#### [Given request]
Quote the listing in full, exactly as given, minus any pictures.
________________
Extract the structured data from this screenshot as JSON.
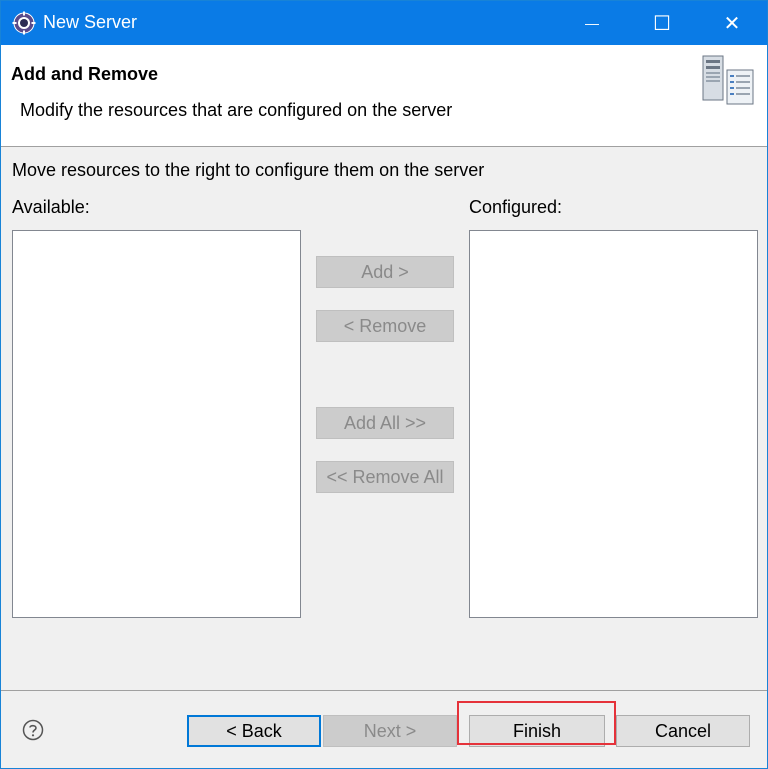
{
  "window": {
    "title": "New Server",
    "minimize_glyph": "—",
    "maximize_glyph": "☐",
    "close_glyph": "✕",
    "accent_color": "#0a7be6"
  },
  "header": {
    "title": "Add and Remove",
    "description": "Modify the resources that are configured on the server",
    "icon": "server-icon"
  },
  "body": {
    "instruction": "Move resources to the right to configure them on the server",
    "available_label": "Available:",
    "configured_label": "Configured:",
    "available_items": [],
    "configured_items": []
  },
  "move_buttons": {
    "add": "Add >",
    "remove": "< Remove",
    "add_all": "Add All >>",
    "remove_all": "<< Remove All"
  },
  "footer": {
    "help_icon": "help-icon",
    "back": "< Back",
    "next": "Next >",
    "finish": "Finish",
    "cancel": "Cancel",
    "highlight_color": "#e5323a"
  }
}
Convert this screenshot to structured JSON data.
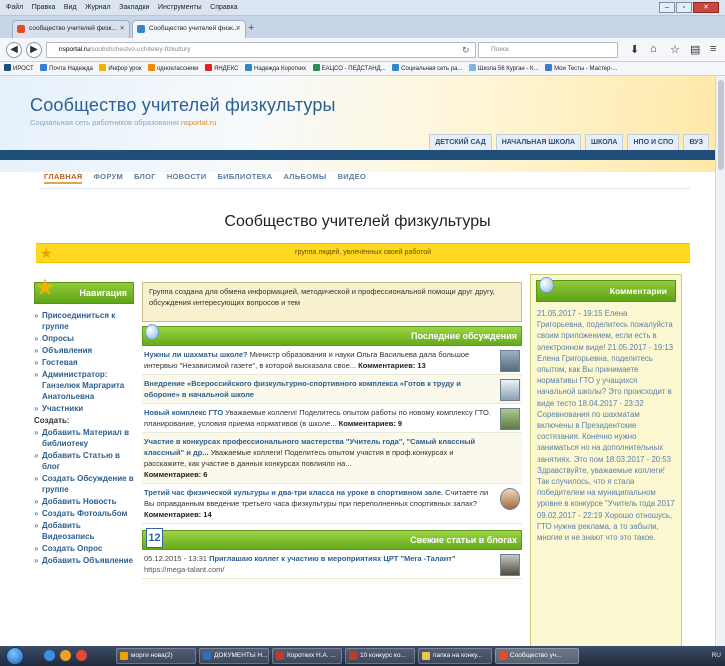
{
  "browser": {
    "menu": [
      "Файл",
      "Правка",
      "Вид",
      "Журнал",
      "Закладки",
      "Инструменты",
      "Справка"
    ],
    "tabs": [
      {
        "label": "сообщество учителей физк..."
      },
      {
        "label": "Сообщество учителей физк..."
      }
    ],
    "url_host": "nsportal.ru",
    "url_path": "/soobshchestvo-uchiteley-fizkultury",
    "search_placeholder": "Поиск",
    "bookmarks": [
      "ИРОСТ",
      "Почта Надежда",
      "Инфор урок",
      "одноклассники",
      "ЯНДЕКС",
      "Надежда Коротких",
      "ЕАЦСО - ПЕДСТАНД...",
      "Социальная сеть ра...",
      "Школа 56 Курган - К...",
      "Мои Тесты - Мастер-..."
    ]
  },
  "site": {
    "title": "Сообщество учителей физкультуры",
    "subtitle": "Социальная сеть работников образования",
    "brand": "nsportal.ru",
    "level_tabs": [
      "ДЕТСКИЙ САД",
      "НАЧАЛЬНАЯ ШКОЛА",
      "ШКОЛА",
      "НПО И СПО",
      "ВУЗ"
    ],
    "main_nav": [
      "ГЛАВНАЯ",
      "ФОРУМ",
      "БЛОГ",
      "НОВОСТИ",
      "БИБЛИОТЕКА",
      "АЛЬБОМЫ",
      "ВИДЕО"
    ],
    "page_title": "Сообщество учителей физкультуры",
    "motto": "группа людей, увлечённых своей работой"
  },
  "left": {
    "heading": "Навигация",
    "items": [
      "Присоединиться к группе",
      "Опросы",
      "Объявления",
      "Гостевая",
      "Администратор: Ганзелюк Маргарита Анатольевна",
      "Участники"
    ],
    "create_label": "Создать:",
    "create_items": [
      "Добавить Материал в библиотеку",
      "Добавить Статью в блог",
      "Создать Обсуждение в группе",
      "Добавить Новость",
      "Создать Фотоальбом",
      "Добавить Видеозапись",
      "Создать Опрос",
      "Добавить Объявление"
    ]
  },
  "center": {
    "intro": "Группа создана для обмена информацией, методической и профессиональной помощи друг другу, обсуждения интересующих вопросов и тем",
    "discussions_heading": "Последние обсуждения",
    "discussions": [
      {
        "title": "Нужны ли шахматы школе?",
        "text": " Министр образования и науки Ольга Васильева дала большое интервью \"Независимой газете\", в которой высказала свое...",
        "comments_label": " Комментариев:",
        "comments": "13"
      },
      {
        "title": "Внедрение «Всероссийского физкультурно-спортивного комплекса «Готов к труду и обороне» в начальной школе",
        "text": "",
        "comments_label": "",
        "comments": ""
      },
      {
        "title": "Новый комплекс ГТО",
        "text": " Уважаемые коллеги! Поделитесь опытом работы по новому комплексу ГТО. планирование, условия приема нормативов (в школе...",
        "comments_label": " Комментариев:",
        "comments": "9"
      },
      {
        "title": "Участие в конкурсах профессионального мастерства \"Учитель года\", \"Самый классный классный\" и др...",
        "text": " Уважаемые коллеги! Поделитесь опытом участия в проф.конкурсах и расскажите, как участие в данных конкурсах повлияло на...",
        "comments_label": "Комментариев:",
        "comments": "6"
      },
      {
        "title": "Третий час физической культуры и два-три класса на уроке в спортивном зале.",
        "text": " Считаете ли Вы оправданным введение третьего часа физкультуры при переполненных спортивных залах?",
        "comments_label": " Комментариев:",
        "comments": "14"
      }
    ],
    "articles_heading": "Свежие статьи в блогах",
    "calendar_day": "12",
    "articles": [
      {
        "date": "05.12.2015 - 13:31",
        "title": "Приглашаю коллег к участию в мероприятиях ЦРТ \"Мега -Талант\"",
        "url": "https://mega-talant.com/"
      }
    ]
  },
  "right": {
    "heading": "Комментарии",
    "text": "21.05.2017 - 19:15 Елена Григорьевна, поделитесь пожалуйста своим приложением, если есть в электронном виде! 21.05.2017 - 19:13 Елена Григорьевна, поделитесь опытом, как Вы принимаете нормативы ГТО у учащихся начальной школы? Это происходит в виде тесто 18.04.2017 - 23:32 Соревнования по шахматам включены в Президентские состязания. Конечно нужно заниматься но на дополнительных занятиях. Это пом 18.03.2017 - 20:53 Здравствуйте, уважаемые коллеги! Так случилось, что я стала победителем на муниципальном уровне в конкурсе \"Учитель года 2017 09.02.2017 - 22:19 Хорошо отношусь, ГТО нужна реклама, а то забыли, многие и не знают что это такое."
  },
  "taskbar": {
    "tasks": [
      "морги нова(2)",
      "ДОКУМЕНТЫ Н...",
      "Коротких Н.А. ...",
      "10 конкурс ко...",
      "папка на конку...",
      "Сообщество уч..."
    ],
    "tray_lang": "RU"
  },
  "colors": {
    "accent_green": "#64aa1b",
    "header_blue": "#1f4e7a",
    "motto_yellow": "#ffd91f",
    "link_blue": "#2d5f8f"
  }
}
________________
#### [Exercise result]
Extract the structured data from this screenshot as JSON.
{
  "window": {
    "title": "New Server",
    "minimize_glyph": "—",
    "maximize_glyph": "☐",
    "close_glyph": "✕",
    "accent_color": "#0a7be6"
  },
  "header": {
    "title": "Add and Remove",
    "description": "Modify the resources that are configured on the server",
    "icon": "server-icon"
  },
  "body": {
    "instruction": "Move resources to the right to configure them on the server",
    "available_label": "Available:",
    "configured_label": "Configured:",
    "available_items": [],
    "configured_items": []
  },
  "move_buttons": {
    "add": "Add >",
    "remove": "< Remove",
    "add_all": "Add All >>",
    "remove_all": "<< Remove All"
  },
  "footer": {
    "help_icon": "help-icon",
    "back": "< Back",
    "next": "Next >",
    "finish": "Finish",
    "cancel": "Cancel",
    "highlight_color": "#e5323a"
  }
}
Convert this screenshot to structured JSON data.
{
  "browser": {
    "menu": [
      "Файл",
      "Правка",
      "Вид",
      "Журнал",
      "Закладки",
      "Инструменты",
      "Справка"
    ],
    "tabs": [
      {
        "label": "сообщество учителей физк..."
      },
      {
        "label": "Сообщество учителей физк..."
      }
    ],
    "url_host": "nsportal.ru",
    "url_path": "/soobshchestvo-uchiteley-fizkultury",
    "search_placeholder": "Поиск",
    "bookmarks": [
      "ИРОСТ",
      "Почта Надежда",
      "Инфор урок",
      "одноклассники",
      "ЯНДЕКС",
      "Надежда Коротких",
      "ЕАЦСО - ПЕДСТАНД...",
      "Социальная сеть ра...",
      "Школа 56 Курган - К...",
      "Мои Тесты - Мастер-..."
    ]
  },
  "site": {
    "title": "Сообщество учителей физкультуры",
    "subtitle": "Социальная сеть работников образования",
    "brand": "nsportal.ru",
    "level_tabs": [
      "ДЕТСКИЙ САД",
      "НАЧАЛЬНАЯ ШКОЛА",
      "ШКОЛА",
      "НПО И СПО",
      "ВУЗ"
    ],
    "main_nav": [
      "ГЛАВНАЯ",
      "ФОРУМ",
      "БЛОГ",
      "НОВОСТИ",
      "БИБЛИОТЕКА",
      "АЛЬБОМЫ",
      "ВИДЕО"
    ],
    "page_title": "Сообщество учителей физкультуры",
    "motto": "группа людей, увлечённых своей работой"
  },
  "left": {
    "heading": "Навигация",
    "items": [
      "Присоединиться к группе",
      "Опросы",
      "Объявления",
      "Гостевая",
      "Администратор: Ганзелюк Маргарита Анатольевна",
      "Участники"
    ],
    "create_label": "Создать:",
    "create_items": [
      "Добавить Материал в библиотеку",
      "Добавить Статью в блог",
      "Создать Обсуждение в группе",
      "Добавить Новость",
      "Создать Фотоальбом",
      "Добавить Видеозапись",
      "Создать Опрос",
      "Добавить Объявление"
    ]
  },
  "center": {
    "intro": "Группа создана для обмена информацией, методической и профессиональной помощи друг другу, обсуждения интересующих вопросов и тем",
    "discussions_heading": "Последние обсуждения",
    "discussions": [
      {
        "title": "Нужны ли шахматы школе?",
        "text": " Министр образования и науки Ольга Васильева дала большое интервью \"Независимой газете\", в которой высказала свое...",
        "comments_label": " Комментариев:",
        "comments": "13"
      },
      {
        "title": "Внедрение «Всероссийского физкультурно-спортивного комплекса «Готов к труду и обороне» в начальной школе",
        "text": "",
        "comments_label": "",
        "comments": ""
      },
      {
        "title": "Новый комплекс ГТО",
        "text": " Уважаемые коллеги! Поделитесь опытом работы по новому комплексу ГТО. планирование, условия приема нормативов (в школе...",
        "comments_label": " Комментариев:",
        "comments": "9"
      },
      {
        "title": "Участие в конкурсах профессионального мастерства \"Учитель года\", \"Самый классный классный\" и др...",
        "text": " Уважаемые коллеги! Поделитесь опытом участия в проф.конкурсах и расскажите, как участие в данных конкурсах повлияло на...",
        "comments_label": "Комментариев:",
        "comments": "6"
      },
      {
        "title": "Третий час физической культуры и два-три класса на уроке в спортивном зале.",
        "text": " Считаете ли Вы оправданным введение третьего часа физкультуры при переполненных спортивных залах?",
        "comments_label": " Комментариев:",
        "comments": "14"
      }
    ],
    "articles_heading": "Свежие статьи в блогах",
    "calendar_day": "12",
    "articles": [
      {
        "date": "05.12.2015 - 13:31",
        "title": "Приглашаю коллег к участию в мероприятиях ЦРТ \"Мега -Талант\"",
        "url": "https://mega-talant.com/"
      }
    ]
  },
  "right": {
    "heading": "Комментарии",
    "text": "21.05.2017 - 19:15 Елена Григорьевна, поделитесь пожалуйста своим приложением, если есть в электронном виде! 21.05.2017 - 19:13 Елена Григорьевна, поделитесь опытом, как Вы принимаете нормативы ГТО у учащихся начальной школы? Это происходит в виде тесто 18.04.2017 - 23:32 Соревнования по шахматам включены в Президентские состязания. Конечно нужно заниматься но на дополнительных занятиях. Это пом 18.03.2017 - 20:53 Здравствуйте, уважаемые коллеги! Так случилось, что я стала победителем на муниципальном уровне в конкурсе \"Учитель года 2017 09.02.2017 - 22:19 Хорошо отношусь, ГТО нужна реклама, а то забыли, многие и не знают что это такое."
  },
  "taskbar": {
    "tasks": [
      "морги нова(2)",
      "ДОКУМЕНТЫ Н...",
      "Коротких Н.А. ...",
      "10 конкурс ко...",
      "папка на конку...",
      "Сообщество уч..."
    ],
    "tray_lang": "RU"
  },
  "colors": {
    "accent_green": "#64aa1b",
    "header_blue": "#1f4e7a",
    "motto_yellow": "#ffd91f",
    "link_blue": "#2d5f8f"
  }
}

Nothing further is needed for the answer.